WRITTEN PROBLEM:
Copy each line below exactly and leave the pictures out.
========================================================================
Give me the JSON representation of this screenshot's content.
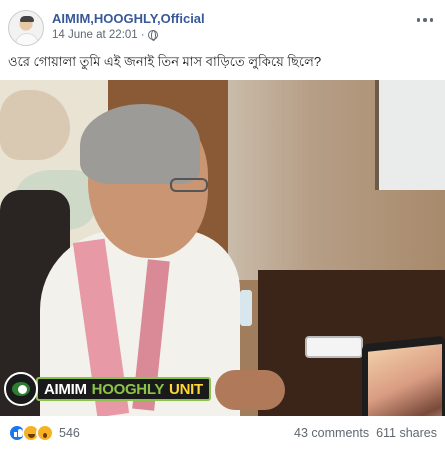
{
  "post": {
    "page_name": "AIMIM,HOOGHLY,Official",
    "timestamp": "14 June at 22:01",
    "separator": "·",
    "caption": "ওরে গোয়ালা তুমি এই জনাই তিন মাস বাড়িতে লুকিয়ে ছিলে?",
    "image_watermark": {
      "part1": "AIMIM",
      "part2": "HOOGHLY",
      "part3": "UNIT"
    }
  },
  "footer": {
    "reaction_count": "546",
    "comments": "43 comments",
    "shares": "611 shares",
    "reaction_icons": [
      "like-icon",
      "haha-icon",
      "wow-icon"
    ]
  },
  "colors": {
    "link": "#385898",
    "like": "#1877f2",
    "emoji": "#f7b125",
    "watermark_green": "#8bc34a",
    "watermark_yellow": "#fdd835"
  }
}
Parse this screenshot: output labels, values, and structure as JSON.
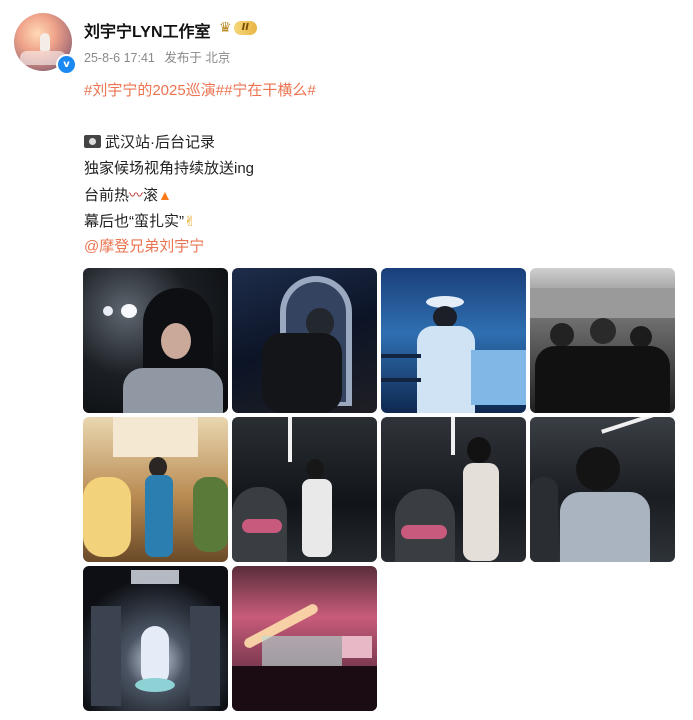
{
  "post": {
    "author": {
      "name": "刘宇宁LYN工作室",
      "vip_level": "II",
      "verified_mark": "v"
    },
    "meta": {
      "timestamp": "25-8-6 17:41",
      "location": "发布于 北京"
    },
    "hashtags": [
      "#刘宇宁的2025巡演#",
      "#宁在干横么#"
    ],
    "lines": {
      "line1": "武汉站·后台记录",
      "line2": "独家候场视角持续放送ing",
      "line3_a": "台前热",
      "line3_b": "滚",
      "line4_a": "幕后也“蛮扎实”"
    },
    "mention": "@摩登兄弟刘宇宁",
    "icons": [
      "crown-icon",
      "camera-icon",
      "chili-icon",
      "fire-icon",
      "thumbs-up-icon",
      "verified-icon"
    ],
    "photo_count": 10,
    "colors": {
      "link": "#eb7350",
      "verified": "#1b89f2",
      "vip": "#e9b544"
    }
  }
}
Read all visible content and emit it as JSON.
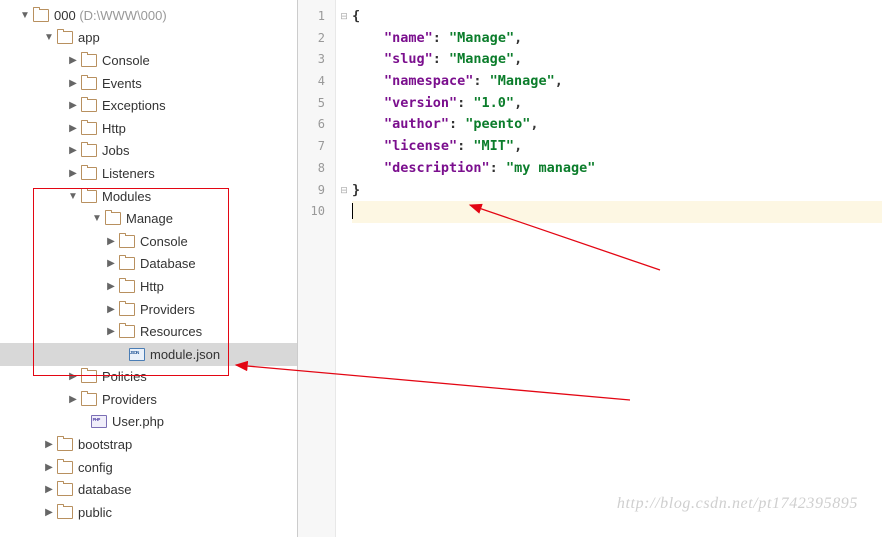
{
  "tree": {
    "root": {
      "label": "000",
      "suffix": " (D:\\WWW\\000)"
    },
    "app": {
      "label": "app"
    },
    "console": {
      "label": "Console"
    },
    "events": {
      "label": "Events"
    },
    "exceptions": {
      "label": "Exceptions"
    },
    "http": {
      "label": "Http"
    },
    "jobs": {
      "label": "Jobs"
    },
    "listeners": {
      "label": "Listeners"
    },
    "modules": {
      "label": "Modules"
    },
    "manage": {
      "label": "Manage"
    },
    "m_console": {
      "label": "Console"
    },
    "m_database": {
      "label": "Database"
    },
    "m_http": {
      "label": "Http"
    },
    "m_providers": {
      "label": "Providers"
    },
    "m_resources": {
      "label": "Resources"
    },
    "modulejson": {
      "label": "module.json"
    },
    "policies": {
      "label": "Policies"
    },
    "providers": {
      "label": "Providers"
    },
    "userphp": {
      "label": "User.php"
    },
    "bootstrap": {
      "label": "bootstrap"
    },
    "config": {
      "label": "config"
    },
    "database": {
      "label": "database"
    },
    "public": {
      "label": "public"
    }
  },
  "editor": {
    "lines": {
      "l1": "{",
      "l2k": "\"name\"",
      "l2v": "\"Manage\"",
      "l3k": "\"slug\"",
      "l3v": "\"Manage\"",
      "l4k": "\"namespace\"",
      "l4v": "\"Manage\"",
      "l5k": "\"version\"",
      "l5v": "\"1.0\"",
      "l6k": "\"author\"",
      "l6v": "\"peento\"",
      "l7k": "\"license\"",
      "l7v": "\"MIT\"",
      "l8k": "\"description\"",
      "l8v": "\"my manage\"",
      "l9": "}"
    },
    "linenums": [
      "1",
      "2",
      "3",
      "4",
      "5",
      "6",
      "7",
      "8",
      "9",
      "10"
    ]
  },
  "watermark": "http://blog.csdn.net/pt1742395895",
  "chart_data": {
    "type": "table",
    "title": "module.json",
    "rows": [
      {
        "key": "name",
        "value": "Manage"
      },
      {
        "key": "slug",
        "value": "Manage"
      },
      {
        "key": "namespace",
        "value": "Manage"
      },
      {
        "key": "version",
        "value": "1.0"
      },
      {
        "key": "author",
        "value": "peento"
      },
      {
        "key": "license",
        "value": "MIT"
      },
      {
        "key": "description",
        "value": "my manage"
      }
    ]
  }
}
========================================================================
COMPLETE RESPONSE:
Give me the JSON representation of this screenshot's content.
{
  "post": {
    "page_name": "AIMIM,HOOGHLY,Official",
    "timestamp": "14 June at 22:01",
    "separator": "·",
    "caption": "ওরে গোয়ালা তুমি এই জনাই তিন মাস বাড়িতে লুকিয়ে ছিলে?",
    "image_watermark": {
      "part1": "AIMIM",
      "part2": "HOOGHLY",
      "part3": "UNIT"
    }
  },
  "footer": {
    "reaction_count": "546",
    "comments": "43 comments",
    "shares": "611 shares",
    "reaction_icons": [
      "like-icon",
      "haha-icon",
      "wow-icon"
    ]
  },
  "colors": {
    "link": "#385898",
    "like": "#1877f2",
    "emoji": "#f7b125",
    "watermark_green": "#8bc34a",
    "watermark_yellow": "#fdd835"
  }
}
Parse this screenshot: output labels, values, and structure as JSON.
{
  "post": {
    "author": {
      "name": "刘宇宁LYN工作室",
      "vip_level": "II",
      "verified_mark": "v"
    },
    "meta": {
      "timestamp": "25-8-6 17:41",
      "location": "发布于 北京"
    },
    "hashtags": [
      "#刘宇宁的2025巡演#",
      "#宁在干横么#"
    ],
    "lines": {
      "line1": "武汉站·后台记录",
      "line2": "独家候场视角持续放送ing",
      "line3_a": "台前热",
      "line3_b": "滚",
      "line4_a": "幕后也“蛮扎实”"
    },
    "mention": "@摩登兄弟刘宇宁",
    "icons": [
      "crown-icon",
      "camera-icon",
      "chili-icon",
      "fire-icon",
      "thumbs-up-icon",
      "verified-icon"
    ],
    "photo_count": 10,
    "colors": {
      "link": "#eb7350",
      "verified": "#1b89f2",
      "vip": "#e9b544"
    }
  }
}
Read all visible content and emit it as JSON.
{
  "tree": {
    "root": {
      "label": "000",
      "suffix": " (D:\\WWW\\000)"
    },
    "app": {
      "label": "app"
    },
    "console": {
      "label": "Console"
    },
    "events": {
      "label": "Events"
    },
    "exceptions": {
      "label": "Exceptions"
    },
    "http": {
      "label": "Http"
    },
    "jobs": {
      "label": "Jobs"
    },
    "listeners": {
      "label": "Listeners"
    },
    "modules": {
      "label": "Modules"
    },
    "manage": {
      "label": "Manage"
    },
    "m_console": {
      "label": "Console"
    },
    "m_database": {
      "label": "Database"
    },
    "m_http": {
      "label": "Http"
    },
    "m_providers": {
      "label": "Providers"
    },
    "m_resources": {
      "label": "Resources"
    },
    "modulejson": {
      "label": "module.json"
    },
    "policies": {
      "label": "Policies"
    },
    "providers": {
      "label": "Providers"
    },
    "userphp": {
      "label": "User.php"
    },
    "bootstrap": {
      "label": "bootstrap"
    },
    "config": {
      "label": "config"
    },
    "database": {
      "label": "database"
    },
    "public": {
      "label": "public"
    }
  },
  "editor": {
    "lines": {
      "l1": "{",
      "l2k": "\"name\"",
      "l2v": "\"Manage\"",
      "l3k": "\"slug\"",
      "l3v": "\"Manage\"",
      "l4k": "\"namespace\"",
      "l4v": "\"Manage\"",
      "l5k": "\"version\"",
      "l5v": "\"1.0\"",
      "l6k": "\"author\"",
      "l6v": "\"peento\"",
      "l7k": "\"license\"",
      "l7v": "\"MIT\"",
      "l8k": "\"description\"",
      "l8v": "\"my manage\"",
      "l9": "}"
    },
    "linenums": [
      "1",
      "2",
      "3",
      "4",
      "5",
      "6",
      "7",
      "8",
      "9",
      "10"
    ]
  },
  "watermark": "http://blog.csdn.net/pt1742395895",
  "chart_data": {
    "type": "table",
    "title": "module.json",
    "rows": [
      {
        "key": "name",
        "value": "Manage"
      },
      {
        "key": "slug",
        "value": "Manage"
      },
      {
        "key": "namespace",
        "value": "Manage"
      },
      {
        "key": "version",
        "value": "1.0"
      },
      {
        "key": "author",
        "value": "peento"
      },
      {
        "key": "license",
        "value": "MIT"
      },
      {
        "key": "description",
        "value": "my manage"
      }
    ]
  }
}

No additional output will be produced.